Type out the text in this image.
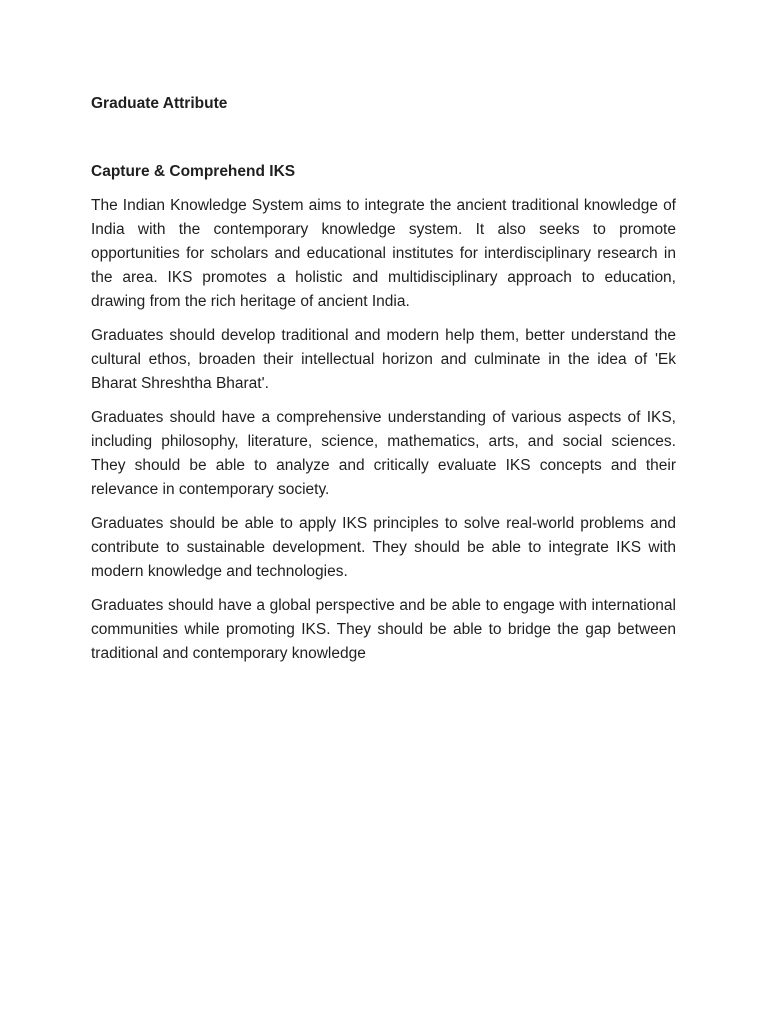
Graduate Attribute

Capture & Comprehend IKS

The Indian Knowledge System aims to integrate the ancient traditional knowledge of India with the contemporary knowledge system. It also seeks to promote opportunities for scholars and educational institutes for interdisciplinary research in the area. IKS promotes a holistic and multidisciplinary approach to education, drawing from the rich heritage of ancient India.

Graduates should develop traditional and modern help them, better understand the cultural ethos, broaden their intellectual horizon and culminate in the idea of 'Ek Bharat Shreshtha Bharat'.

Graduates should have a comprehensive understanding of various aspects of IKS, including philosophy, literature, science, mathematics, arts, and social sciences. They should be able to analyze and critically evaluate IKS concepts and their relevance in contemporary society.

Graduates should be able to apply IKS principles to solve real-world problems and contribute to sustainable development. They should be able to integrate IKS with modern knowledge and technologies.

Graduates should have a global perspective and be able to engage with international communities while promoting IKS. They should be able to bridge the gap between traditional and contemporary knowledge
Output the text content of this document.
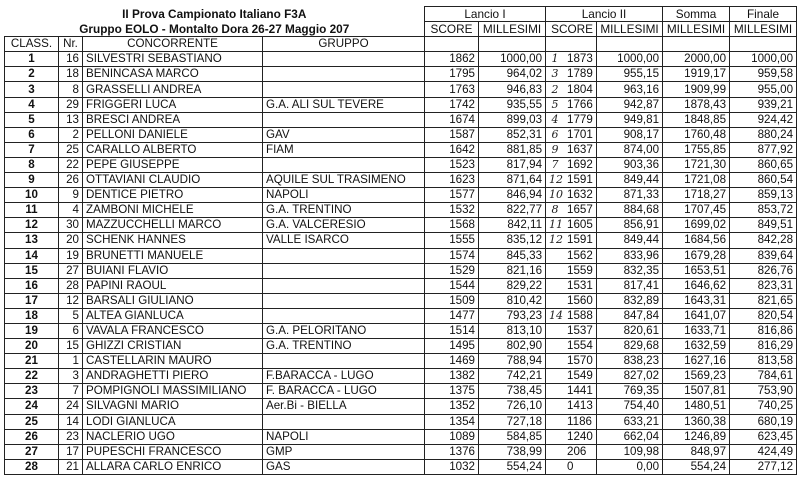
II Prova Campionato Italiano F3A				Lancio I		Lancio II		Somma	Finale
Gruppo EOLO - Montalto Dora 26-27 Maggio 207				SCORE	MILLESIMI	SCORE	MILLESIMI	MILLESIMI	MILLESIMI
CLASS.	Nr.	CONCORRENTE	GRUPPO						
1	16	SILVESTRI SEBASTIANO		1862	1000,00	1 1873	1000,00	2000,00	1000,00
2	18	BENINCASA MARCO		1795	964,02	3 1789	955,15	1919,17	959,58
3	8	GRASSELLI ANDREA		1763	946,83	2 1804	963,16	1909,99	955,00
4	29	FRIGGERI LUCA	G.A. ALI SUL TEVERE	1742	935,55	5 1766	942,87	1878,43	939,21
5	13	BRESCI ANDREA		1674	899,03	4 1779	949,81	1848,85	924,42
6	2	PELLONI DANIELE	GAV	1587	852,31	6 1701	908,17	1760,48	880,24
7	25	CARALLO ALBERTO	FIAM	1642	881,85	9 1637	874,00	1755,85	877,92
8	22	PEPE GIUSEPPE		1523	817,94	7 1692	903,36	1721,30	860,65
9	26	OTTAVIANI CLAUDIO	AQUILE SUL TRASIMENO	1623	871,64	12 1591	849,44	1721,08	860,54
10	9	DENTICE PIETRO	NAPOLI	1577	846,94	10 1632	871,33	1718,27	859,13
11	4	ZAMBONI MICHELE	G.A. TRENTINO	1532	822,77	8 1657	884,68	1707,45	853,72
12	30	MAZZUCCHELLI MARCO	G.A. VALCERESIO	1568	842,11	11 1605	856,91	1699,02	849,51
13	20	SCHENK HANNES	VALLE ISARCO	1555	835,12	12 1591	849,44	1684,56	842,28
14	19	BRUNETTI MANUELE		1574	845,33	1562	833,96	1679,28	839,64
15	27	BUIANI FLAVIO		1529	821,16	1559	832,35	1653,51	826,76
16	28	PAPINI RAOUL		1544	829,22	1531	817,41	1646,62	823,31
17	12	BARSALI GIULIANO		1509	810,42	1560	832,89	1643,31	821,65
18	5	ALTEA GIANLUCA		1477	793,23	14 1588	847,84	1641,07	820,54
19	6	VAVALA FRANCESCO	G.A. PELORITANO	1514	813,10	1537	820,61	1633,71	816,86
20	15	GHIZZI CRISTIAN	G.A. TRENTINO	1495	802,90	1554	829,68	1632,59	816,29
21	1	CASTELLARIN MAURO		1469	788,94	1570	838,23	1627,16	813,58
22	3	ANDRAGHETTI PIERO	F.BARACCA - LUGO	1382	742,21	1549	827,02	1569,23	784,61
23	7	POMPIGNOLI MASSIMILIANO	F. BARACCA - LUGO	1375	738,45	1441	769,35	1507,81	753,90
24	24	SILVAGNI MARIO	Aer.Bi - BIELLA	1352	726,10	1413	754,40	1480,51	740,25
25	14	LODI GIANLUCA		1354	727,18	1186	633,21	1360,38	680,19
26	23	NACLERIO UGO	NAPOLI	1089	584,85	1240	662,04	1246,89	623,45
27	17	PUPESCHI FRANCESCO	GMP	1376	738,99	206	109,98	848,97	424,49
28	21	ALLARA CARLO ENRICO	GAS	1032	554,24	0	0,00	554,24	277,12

- WORK TO COMPLETE: Find the lines containing "MARCO" and pull them out.

- EXERCISE ANSWER:
2	18	BENINCASA MARCO		1795	964,02	3 1789	955,15	1919,17	959,58
12	30	MAZZUCCHELLI MARCO	G.A. VALCERESIO	1568	842,11	11 1605	856,91	1699,02	849,51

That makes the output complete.